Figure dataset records
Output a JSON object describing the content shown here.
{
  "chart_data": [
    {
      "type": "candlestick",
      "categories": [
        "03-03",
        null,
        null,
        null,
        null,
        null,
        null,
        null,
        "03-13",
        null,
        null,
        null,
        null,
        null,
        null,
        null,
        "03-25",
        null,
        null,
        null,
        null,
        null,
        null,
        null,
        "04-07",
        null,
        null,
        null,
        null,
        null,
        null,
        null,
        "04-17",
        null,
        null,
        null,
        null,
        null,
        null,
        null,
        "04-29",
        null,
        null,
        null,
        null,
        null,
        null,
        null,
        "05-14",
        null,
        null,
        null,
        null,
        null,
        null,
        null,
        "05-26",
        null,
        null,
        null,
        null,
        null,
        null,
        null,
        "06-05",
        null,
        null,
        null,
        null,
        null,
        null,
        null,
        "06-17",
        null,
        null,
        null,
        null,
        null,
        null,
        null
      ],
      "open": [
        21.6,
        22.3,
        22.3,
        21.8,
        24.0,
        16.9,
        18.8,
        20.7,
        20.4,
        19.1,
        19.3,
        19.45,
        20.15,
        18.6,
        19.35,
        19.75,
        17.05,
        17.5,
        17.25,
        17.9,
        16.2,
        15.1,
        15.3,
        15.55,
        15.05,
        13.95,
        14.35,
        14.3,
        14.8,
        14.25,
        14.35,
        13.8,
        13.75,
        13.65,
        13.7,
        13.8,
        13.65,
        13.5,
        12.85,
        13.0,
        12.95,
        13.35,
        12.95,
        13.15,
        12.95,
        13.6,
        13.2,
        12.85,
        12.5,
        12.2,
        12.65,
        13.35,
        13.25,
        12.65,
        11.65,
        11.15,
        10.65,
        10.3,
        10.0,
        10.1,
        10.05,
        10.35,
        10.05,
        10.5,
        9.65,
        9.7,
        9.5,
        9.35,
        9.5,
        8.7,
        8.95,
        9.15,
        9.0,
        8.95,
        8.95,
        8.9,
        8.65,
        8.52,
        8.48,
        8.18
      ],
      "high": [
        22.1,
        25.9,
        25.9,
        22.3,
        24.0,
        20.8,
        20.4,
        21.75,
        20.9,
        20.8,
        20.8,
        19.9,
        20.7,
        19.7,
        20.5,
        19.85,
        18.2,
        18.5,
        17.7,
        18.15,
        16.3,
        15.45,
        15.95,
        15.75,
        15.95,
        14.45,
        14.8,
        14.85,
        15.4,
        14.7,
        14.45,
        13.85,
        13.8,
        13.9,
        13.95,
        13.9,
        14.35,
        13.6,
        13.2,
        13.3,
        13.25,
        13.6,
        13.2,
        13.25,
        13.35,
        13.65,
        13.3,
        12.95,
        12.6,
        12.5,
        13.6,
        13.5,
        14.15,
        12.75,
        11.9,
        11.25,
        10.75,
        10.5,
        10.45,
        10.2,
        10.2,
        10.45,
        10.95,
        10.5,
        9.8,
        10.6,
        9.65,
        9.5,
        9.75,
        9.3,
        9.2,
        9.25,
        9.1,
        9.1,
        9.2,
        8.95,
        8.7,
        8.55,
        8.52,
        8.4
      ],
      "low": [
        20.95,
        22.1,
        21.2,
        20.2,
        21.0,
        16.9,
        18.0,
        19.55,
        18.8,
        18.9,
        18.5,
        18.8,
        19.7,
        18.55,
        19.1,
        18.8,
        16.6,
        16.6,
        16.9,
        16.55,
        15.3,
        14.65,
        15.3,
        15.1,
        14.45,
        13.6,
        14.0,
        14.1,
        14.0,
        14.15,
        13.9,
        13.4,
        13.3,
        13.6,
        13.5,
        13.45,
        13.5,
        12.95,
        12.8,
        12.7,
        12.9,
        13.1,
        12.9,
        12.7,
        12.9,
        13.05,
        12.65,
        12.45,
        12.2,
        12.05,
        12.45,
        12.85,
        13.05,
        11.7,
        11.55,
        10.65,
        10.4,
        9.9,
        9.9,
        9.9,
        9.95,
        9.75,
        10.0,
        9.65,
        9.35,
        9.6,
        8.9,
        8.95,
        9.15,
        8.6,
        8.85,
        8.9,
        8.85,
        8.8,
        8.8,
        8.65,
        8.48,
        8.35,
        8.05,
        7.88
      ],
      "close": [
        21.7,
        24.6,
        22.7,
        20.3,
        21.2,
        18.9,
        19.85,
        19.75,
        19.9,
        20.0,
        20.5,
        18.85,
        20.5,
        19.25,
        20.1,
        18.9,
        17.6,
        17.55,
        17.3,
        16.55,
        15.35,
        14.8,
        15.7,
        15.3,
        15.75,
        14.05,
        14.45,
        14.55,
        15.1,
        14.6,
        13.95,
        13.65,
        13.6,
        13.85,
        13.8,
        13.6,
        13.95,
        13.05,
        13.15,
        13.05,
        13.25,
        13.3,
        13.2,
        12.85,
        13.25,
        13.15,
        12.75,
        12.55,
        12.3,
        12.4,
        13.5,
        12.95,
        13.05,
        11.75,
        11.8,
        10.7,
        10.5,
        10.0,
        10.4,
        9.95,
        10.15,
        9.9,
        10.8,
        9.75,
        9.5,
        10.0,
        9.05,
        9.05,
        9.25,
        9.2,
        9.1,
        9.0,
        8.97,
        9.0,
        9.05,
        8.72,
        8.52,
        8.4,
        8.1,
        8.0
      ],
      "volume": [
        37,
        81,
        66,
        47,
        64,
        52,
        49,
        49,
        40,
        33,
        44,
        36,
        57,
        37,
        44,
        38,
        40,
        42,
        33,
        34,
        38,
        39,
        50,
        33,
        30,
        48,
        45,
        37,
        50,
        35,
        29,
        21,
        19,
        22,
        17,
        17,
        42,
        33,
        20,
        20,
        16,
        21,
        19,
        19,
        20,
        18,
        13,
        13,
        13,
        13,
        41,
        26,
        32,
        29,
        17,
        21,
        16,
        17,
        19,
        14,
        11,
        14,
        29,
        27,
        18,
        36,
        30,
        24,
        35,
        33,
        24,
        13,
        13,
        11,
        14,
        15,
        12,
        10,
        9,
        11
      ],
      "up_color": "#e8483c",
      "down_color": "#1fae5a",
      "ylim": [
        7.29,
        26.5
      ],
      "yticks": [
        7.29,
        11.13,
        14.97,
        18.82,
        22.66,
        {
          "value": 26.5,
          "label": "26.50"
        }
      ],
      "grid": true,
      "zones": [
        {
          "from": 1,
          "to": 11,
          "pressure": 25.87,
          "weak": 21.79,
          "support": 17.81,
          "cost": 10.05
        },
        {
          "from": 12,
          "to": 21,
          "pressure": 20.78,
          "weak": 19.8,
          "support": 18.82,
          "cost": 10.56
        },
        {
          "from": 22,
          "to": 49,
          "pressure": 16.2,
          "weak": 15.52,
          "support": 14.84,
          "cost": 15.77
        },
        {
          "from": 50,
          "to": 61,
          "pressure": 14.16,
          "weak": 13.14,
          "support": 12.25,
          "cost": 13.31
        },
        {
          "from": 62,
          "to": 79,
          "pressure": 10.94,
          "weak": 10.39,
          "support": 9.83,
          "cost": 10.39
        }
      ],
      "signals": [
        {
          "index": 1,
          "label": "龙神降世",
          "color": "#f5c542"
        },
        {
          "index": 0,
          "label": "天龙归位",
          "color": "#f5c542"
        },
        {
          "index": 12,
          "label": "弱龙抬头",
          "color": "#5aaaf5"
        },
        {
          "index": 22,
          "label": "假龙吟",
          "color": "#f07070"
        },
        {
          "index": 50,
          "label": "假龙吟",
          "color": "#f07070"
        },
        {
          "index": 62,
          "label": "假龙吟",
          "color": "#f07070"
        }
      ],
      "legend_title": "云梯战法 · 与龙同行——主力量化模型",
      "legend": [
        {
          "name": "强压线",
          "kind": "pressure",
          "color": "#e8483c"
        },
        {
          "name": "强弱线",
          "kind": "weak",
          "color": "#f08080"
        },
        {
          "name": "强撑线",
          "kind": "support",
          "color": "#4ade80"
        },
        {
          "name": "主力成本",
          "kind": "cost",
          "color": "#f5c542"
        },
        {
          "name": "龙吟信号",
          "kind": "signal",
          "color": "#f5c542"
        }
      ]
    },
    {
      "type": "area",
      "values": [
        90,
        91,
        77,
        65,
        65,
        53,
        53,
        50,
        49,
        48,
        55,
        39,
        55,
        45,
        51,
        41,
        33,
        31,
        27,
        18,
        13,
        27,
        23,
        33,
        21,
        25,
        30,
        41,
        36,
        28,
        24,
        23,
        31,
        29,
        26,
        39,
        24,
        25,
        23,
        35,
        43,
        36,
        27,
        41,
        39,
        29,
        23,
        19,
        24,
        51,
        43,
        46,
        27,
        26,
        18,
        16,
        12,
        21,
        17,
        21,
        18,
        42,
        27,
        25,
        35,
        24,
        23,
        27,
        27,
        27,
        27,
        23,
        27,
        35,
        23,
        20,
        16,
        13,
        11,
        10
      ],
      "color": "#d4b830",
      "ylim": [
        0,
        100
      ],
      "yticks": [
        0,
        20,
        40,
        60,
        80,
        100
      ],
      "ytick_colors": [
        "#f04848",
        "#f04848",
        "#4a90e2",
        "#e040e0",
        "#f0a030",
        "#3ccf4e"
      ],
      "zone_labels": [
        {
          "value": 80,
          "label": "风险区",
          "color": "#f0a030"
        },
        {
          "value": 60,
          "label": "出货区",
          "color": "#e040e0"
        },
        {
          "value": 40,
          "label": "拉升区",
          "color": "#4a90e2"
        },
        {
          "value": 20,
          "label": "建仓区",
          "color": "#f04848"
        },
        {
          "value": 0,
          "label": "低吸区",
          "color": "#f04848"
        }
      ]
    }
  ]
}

TASK STATEMENT: Pick out the lines that include the word "cost" and write them out.

EXERCISE RESPONSE:
          "cost": 10.05
          "cost": 10.56
          "cost": 15.77
          "cost": 13.31
          "cost": 10.39
          "kind": "cost",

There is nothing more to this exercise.